### Written instruction
Give every entry again, unchanged, and leave its images out.

Data entries:

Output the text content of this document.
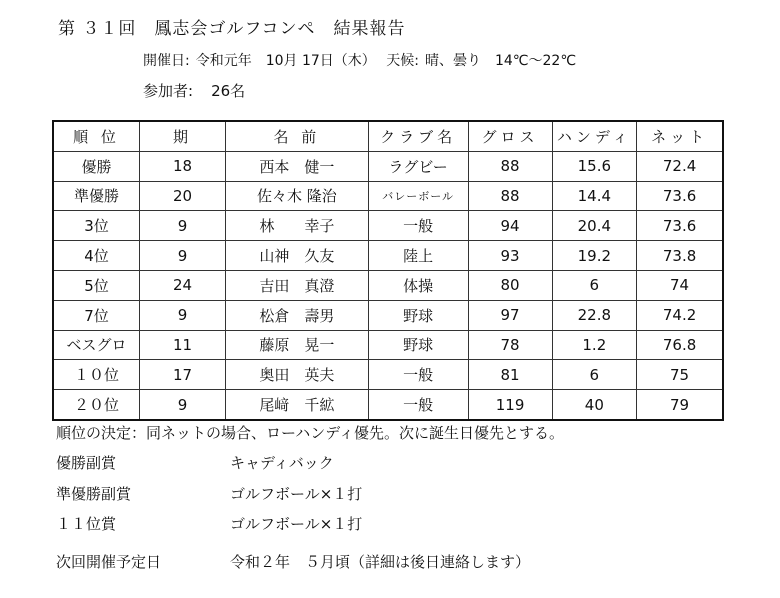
第 ３１回　鳳志会ゴルフコンペ　結果報告
開催日: 令和元年　10月 17日（木） 天候: 晴、曇り　14℃〜22℃
参加者: 26名
順 位	期	名 前	クラブ名	グロス	ハンディ	ネット
優勝	18	西本　健一	ラグビー	88	15.6	72.4
準優勝	20	佐々木 隆治	バレーボール	88	14.4	73.6
3位	9	林　　幸子	一般	94	20.4	73.6
4位	9	山神　久友	陸上	93	19.2	73.8
5位	24	吉田　真澄	体操	80	6	74
7位	9	松倉　壽男	野球	97	22.8	74.2
ベスグロ	11	藤原　晃一	野球	78	1.2	76.8
１０位	17	奥田　英夫	一般	81	6	75
２０位	9	尾﨑　千絋	一般	119	40	79
順位の決定：同ネットの場合、ローハンディ優先。次に誕生日優先とする。
優勝副賞	キャディバック
準優勝副賞	ゴルフボール×１打
１１位賞	ゴルフボール×１打
次回開催予定日	令和２年　５月頃（詳細は後日連絡します）
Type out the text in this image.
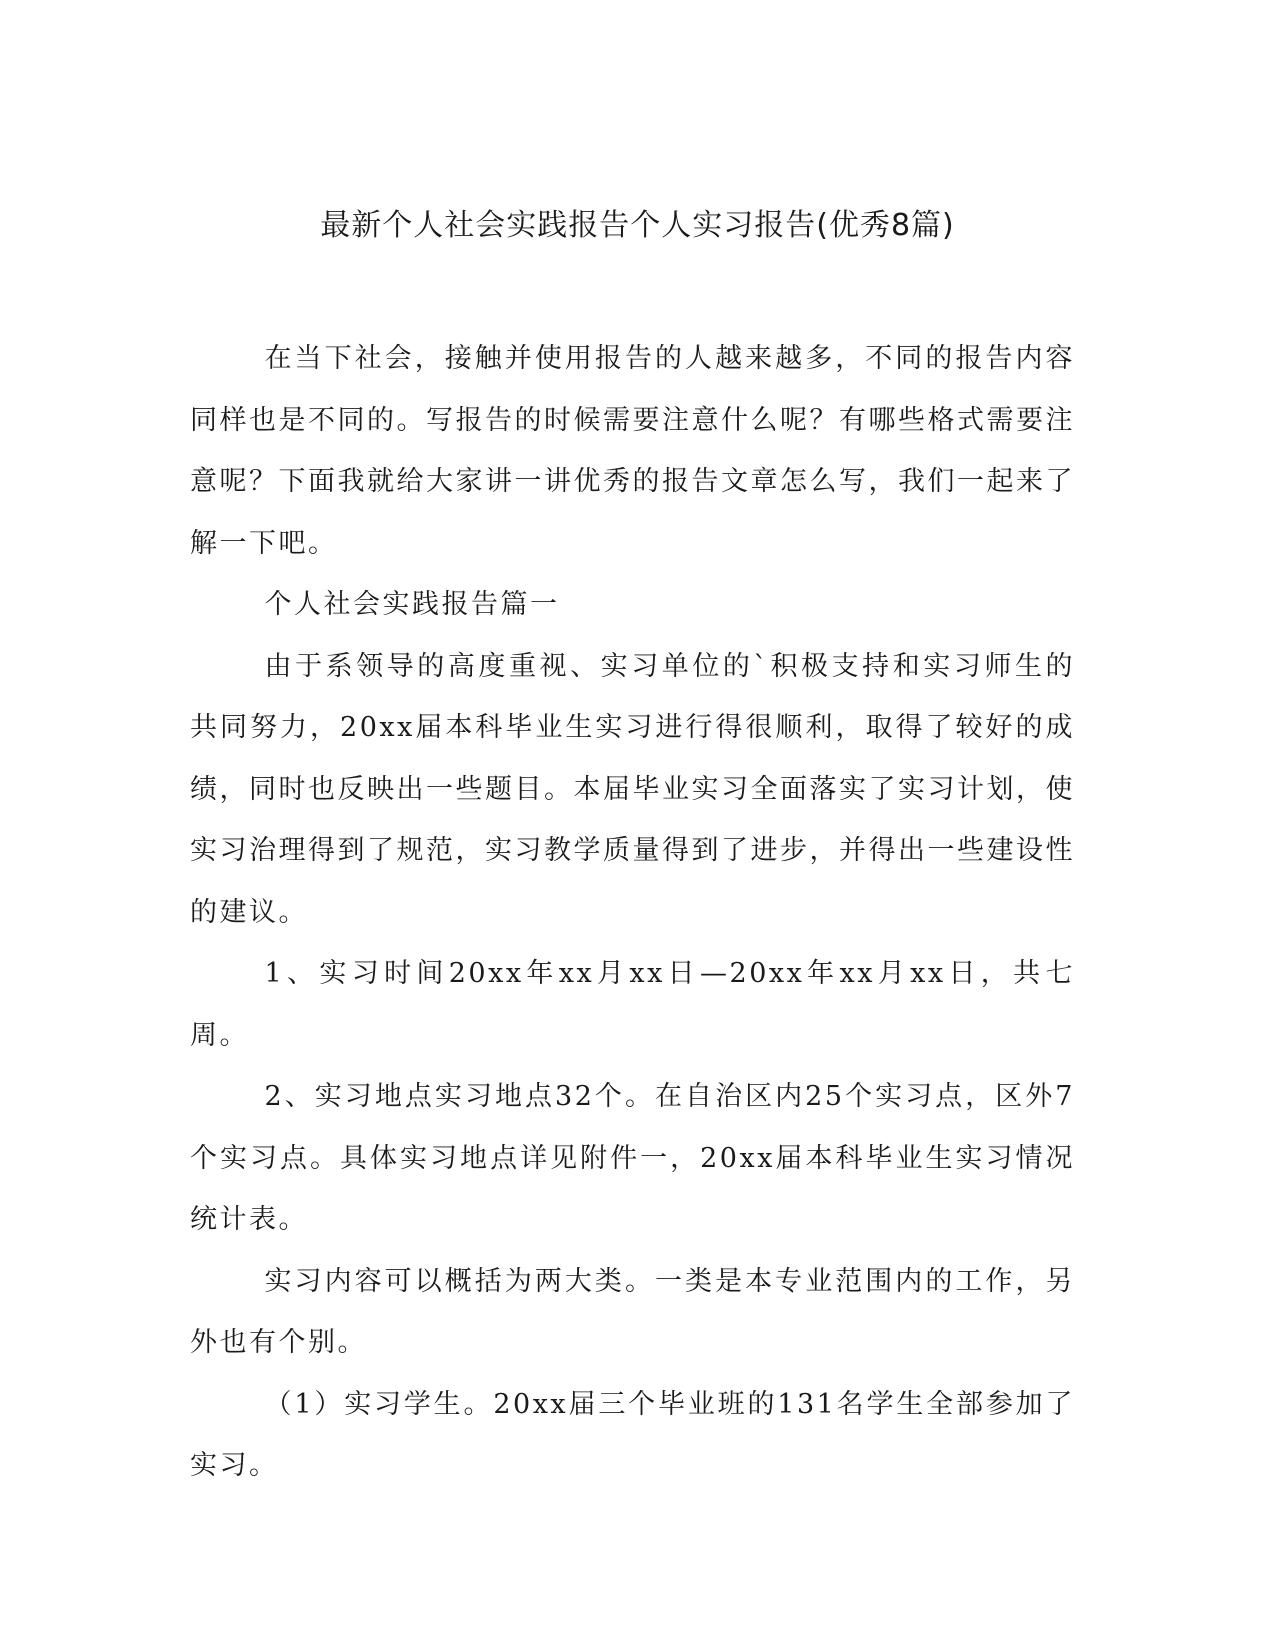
最新个人社会实践报告个人实习报告(优秀8篇)

在当下社会，接触并使用报告的人越来越多，不同的报告内容同样也是不同的。写报告的时候需要注意什么呢？有哪些格式需要注意呢？下面我就给大家讲一讲优秀的报告文章怎么写，我们一起来了解一下吧。

个人社会实践报告篇一

由于系领导的高度重视、实习单位的`积极支持和实习师生的共同努力，20xx届本科毕业生实习进行得很顺利，取得了较好的成绩，同时也反映出一些题目。本届毕业实习全面落实了实习计划，使实习治理得到了规范，实习教学质量得到了进步，并得出一些建设性的建议。

1、实习时间20xx年xx月xx日—20xx年xx月xx日，共七周。

2、实习地点实习地点32个。在自治区内25个实习点，区外7个实习点。具体实习地点详见附件一，20xx届本科毕业生实习情况统计表。

实习内容可以概括为两大类。一类是本专业范围内的工作，另外也有个别。

（1）实习学生。20xx届三个毕业班的131名学生全部参加了实习。
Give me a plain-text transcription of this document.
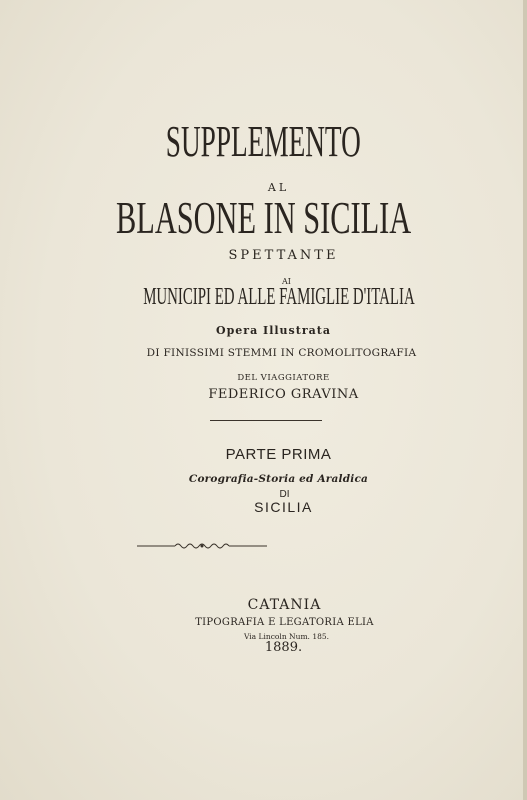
SUPPLEMENTO
AL
BLASONE IN SICILIA
SPETTANTE
AI
MUNICIPI ED ALLE FAMIGLIE D'ITALIA
Opera Illustrata
DI FINISSIMI STEMMI IN CROMOLITOGRAFIA
DEL VIAGGIATORE
FEDERICO GRAVINA
PARTE PRIMA
Corografia-Storia ed Araldica
DI
SICILIA
CATANIA
TIPOGRAFIA E LEGATORIA ELIA
Via Lincoln Num. 185.
1889.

### Result of this exercise
Output the text content of this document.
第 ３１回　鳳志会ゴルフコンペ　結果報告
開催日: 令和元年　10月 17日（木） 天候: 晴、曇り　14℃〜22℃
参加者: 26名
順 位	期	名 前	クラブ名	グロス	ハンディ	ネット
優勝	18	西本　健一	ラグビー	88	15.6	72.4
準優勝	20	佐々木 隆治	バレーボール	88	14.4	73.6
3位	9	林　　幸子	一般	94	20.4	73.6
4位	9	山神　久友	陸上	93	19.2	73.8
5位	24	吉田　真澄	体操	80	6	74
7位	9	松倉　壽男	野球	97	22.8	74.2
ベスグロ	11	藤原　晃一	野球	78	1.2	76.8
１０位	17	奥田　英夫	一般	81	6	75
２０位	9	尾﨑　千絋	一般	119	40	79
順位の決定：同ネットの場合、ローハンディ優先。次に誕生日優先とする。
優勝副賞	キャディバック
準優勝副賞	ゴルフボール×１打
１１位賞	ゴルフボール×１打
次回開催予定日	令和２年　５月頃（詳細は後日連絡します）
Type out the text in this image.
最新个人社会实践报告个人实习报告(优秀8篇)

在当下社会，接触并使用报告的人越来越多，不同的报告内容同样也是不同的。写报告的时候需要注意什么呢？有哪些格式需要注意呢？下面我就给大家讲一讲优秀的报告文章怎么写，我们一起来了解一下吧。

个人社会实践报告篇一

由于系领导的高度重视、实习单位的`积极支持和实习师生的共同努力，20xx届本科毕业生实习进行得很顺利，取得了较好的成绩，同时也反映出一些题目。本届毕业实习全面落实了实习计划，使实习治理得到了规范，实习教学质量得到了进步，并得出一些建设性的建议。

1、实习时间20xx年xx月xx日—20xx年xx月xx日，共七周。

2、实习地点实习地点32个。在自治区内25个实习点，区外7个实习点。具体实习地点详见附件一，20xx届本科毕业生实习情况统计表。

实习内容可以概括为两大类。一类是本专业范围内的工作，另外也有个别。

（1）实习学生。20xx届三个毕业班的131名学生全部参加了实习。
Give me a plain-text transcription of this document.
SUPPLEMENTO
AL
BLASONE IN SICILIA
SPETTANTE
AI
MUNICIPI ED ALLE FAMIGLIE D'ITALIA
Opera Illustrata
DI FINISSIMI STEMMI IN CROMOLITOGRAFIA
DEL VIAGGIATORE
FEDERICO GRAVINA
PARTE PRIMA
Corografia-Storia ed Araldica
DI
SICILIA
CATANIA
TIPOGRAFIA E LEGATORIA ELIA
Via Lincoln Num. 185.
1889.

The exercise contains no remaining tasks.